(Dataset items)
——
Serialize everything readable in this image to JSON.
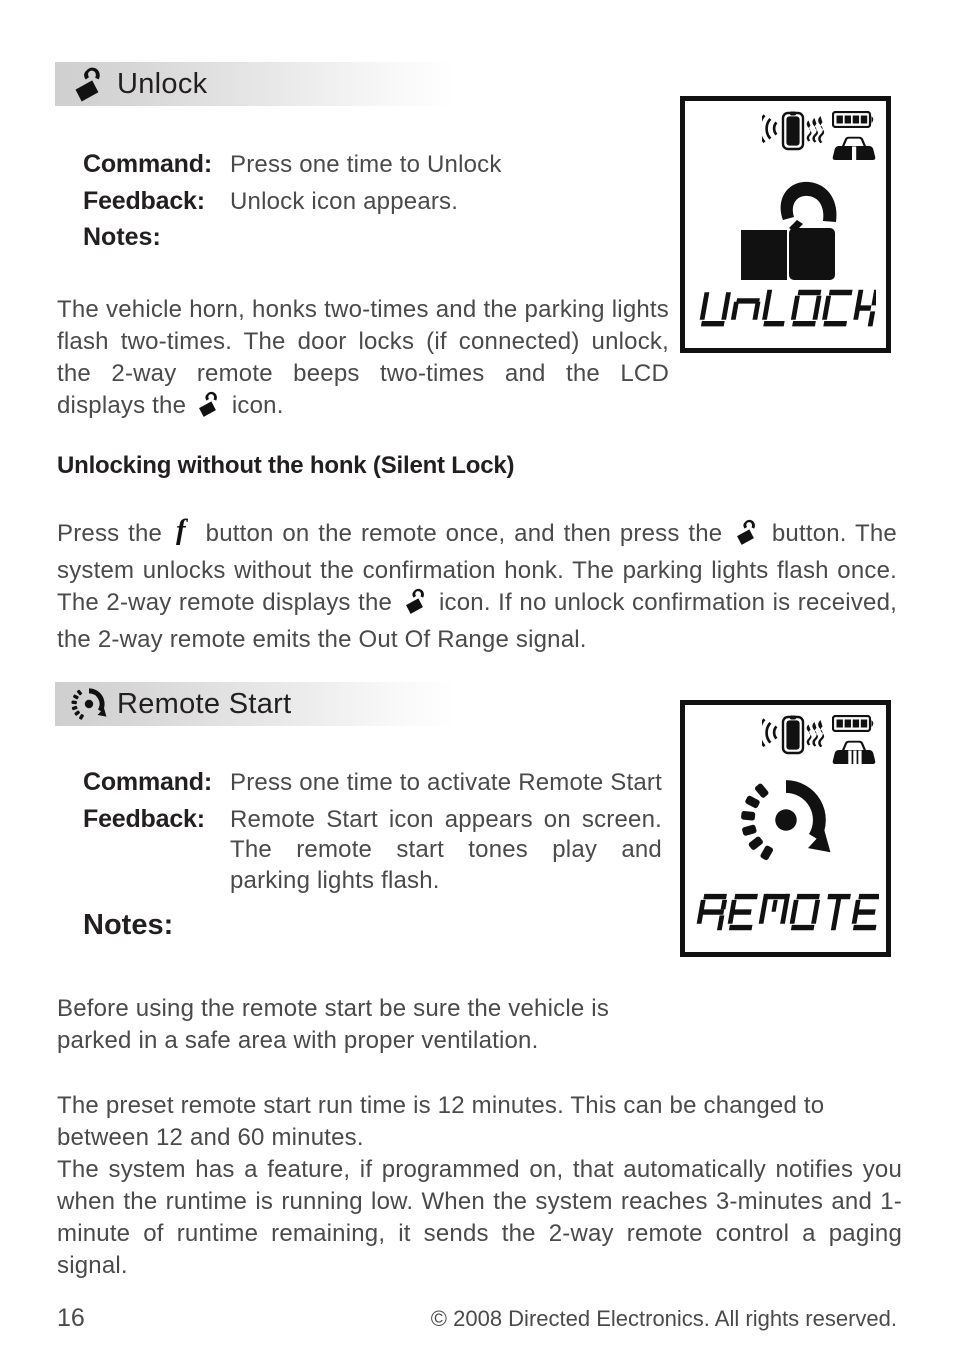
{
  "document": {
    "page_number": "16",
    "copyright": "© 2008 Directed Electronics. All rights reserved."
  },
  "sections": [
    {
      "id": "unlock",
      "icon": "unlock-padlock-icon",
      "title": "Unlock",
      "command_label": "Command:",
      "command_value": "Press one time to Unlock",
      "feedback_label": "Feedback:",
      "feedback_value": "Unlock icon appears.",
      "notes_label": "Notes:",
      "notes_body_1": "The vehicle horn, honks two-times and the parking lights flash two-times. The door locks (if connected) unlock, the 2-way remote beeps two-times and the LCD displays the",
      "notes_body_1_tail": "icon.",
      "subheading": "Unlocking without the honk (Silent Lock)",
      "silent_text_1": "Press the",
      "silent_text_2": "button on the remote once, and then press the",
      "silent_text_3": "button. The system unlocks without the confirmation honk. The parking lights flash once. The 2-way remote displays the",
      "silent_text_4": "icon. If no unlock confirmation is received, the 2-way remote emits the Out Of Range signal.",
      "lcd": {
        "remote_icon": "remote-fob-signal-icon",
        "battery_icon": "battery-full-icon",
        "car_icon": "car-front-icon",
        "center_icon": "unlock-padlock-large-icon",
        "word": "UNLOCK"
      }
    },
    {
      "id": "remote-start",
      "icon": "remote-start-dial-icon",
      "title": "Remote Start",
      "command_label": "Command:",
      "command_value": "Press one time to activate Remote Start",
      "feedback_label": "Feedback:",
      "feedback_value": "Remote Start icon appears on screen. The remote start tones play and parking lights flash.",
      "notes_label": "Notes:",
      "notes_body_1": "Before using the remote start be sure the vehicle is parked in a safe area with proper ventilation.",
      "notes_body_2": "The preset remote start run time is 12 minutes. This can be changed to between 12 and 60 minutes.",
      "notes_body_3": "The system has a feature, if programmed on, that automatically notifies you when the runtime is running low. When the system reaches 3-minutes and 1-minute of runtime remaining, it sends the 2-way remote control a paging signal.",
      "lcd": {
        "remote_icon": "remote-fob-signal-icon",
        "battery_icon": "battery-full-icon",
        "car_icon": "car-front-running-icon",
        "center_icon": "remote-start-dial-large-icon",
        "word": "REMOTE"
      }
    }
  ],
  "colors": {
    "ink": "#231f20",
    "body_text": "#4a4a4a",
    "header_gradient_start": "#cfcfcf",
    "header_gradient_end": "#ffffff",
    "lcd_border": "#111111"
  }
}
——
§ **Written exercise**:
The pictures should not be reproduced; quote all of the other material exactly.

§ **Solution to the problem**:
Serialize everything readable in this image to JSON.
{
  "document": {
    "page_number": "16",
    "copyright": "© 2008 Directed Electronics. All rights reserved."
  },
  "sections": [
    {
      "id": "unlock",
      "icon": "unlock-padlock-icon",
      "title": "Unlock",
      "command_label": "Command:",
      "command_value": "Press one time to Unlock",
      "feedback_label": "Feedback:",
      "feedback_value": "Unlock icon appears.",
      "notes_label": "Notes:",
      "notes_body_1": "The vehicle horn, honks two-times and the parking lights flash two-times. The door locks (if connected) unlock, the 2-way remote beeps two-times and the LCD displays the",
      "notes_body_1_tail": "icon.",
      "subheading": "Unlocking without the honk (Silent Lock)",
      "silent_text_1": "Press the",
      "silent_text_2": "button on the remote once, and then press the",
      "silent_text_3": "button. The system unlocks without the confirmation honk. The parking lights flash once. The 2-way remote displays the",
      "silent_text_4": "icon. If no unlock confirmation is received, the 2-way remote emits the Out Of Range signal.",
      "lcd": {
        "remote_icon": "remote-fob-signal-icon",
        "battery_icon": "battery-full-icon",
        "car_icon": "car-front-icon",
        "center_icon": "unlock-padlock-large-icon",
        "word": "UNLOCK"
      }
    },
    {
      "id": "remote-start",
      "icon": "remote-start-dial-icon",
      "title": "Remote Start",
      "command_label": "Command:",
      "command_value": "Press one time to activate Remote Start",
      "feedback_label": "Feedback:",
      "feedback_value": "Remote Start icon appears on screen. The remote start tones play and parking lights flash.",
      "notes_label": "Notes:",
      "notes_body_1": "Before using the remote start be sure the vehicle is parked in a safe area with proper ventilation.",
      "notes_body_2": "The preset remote start run time is 12 minutes. This can be changed to between 12 and 60 minutes.",
      "notes_body_3": "The system has a feature, if programmed on, that automatically notifies you when the runtime is running low. When the system reaches 3-minutes and 1-minute of runtime remaining, it sends the 2-way remote control a paging signal.",
      "lcd": {
        "remote_icon": "remote-fob-signal-icon",
        "battery_icon": "battery-full-icon",
        "car_icon": "car-front-running-icon",
        "center_icon": "remote-start-dial-large-icon",
        "word": "REMOTE"
      }
    }
  ],
  "colors": {
    "ink": "#231f20",
    "body_text": "#4a4a4a",
    "header_gradient_start": "#cfcfcf",
    "header_gradient_end": "#ffffff",
    "lcd_border": "#111111"
  }
}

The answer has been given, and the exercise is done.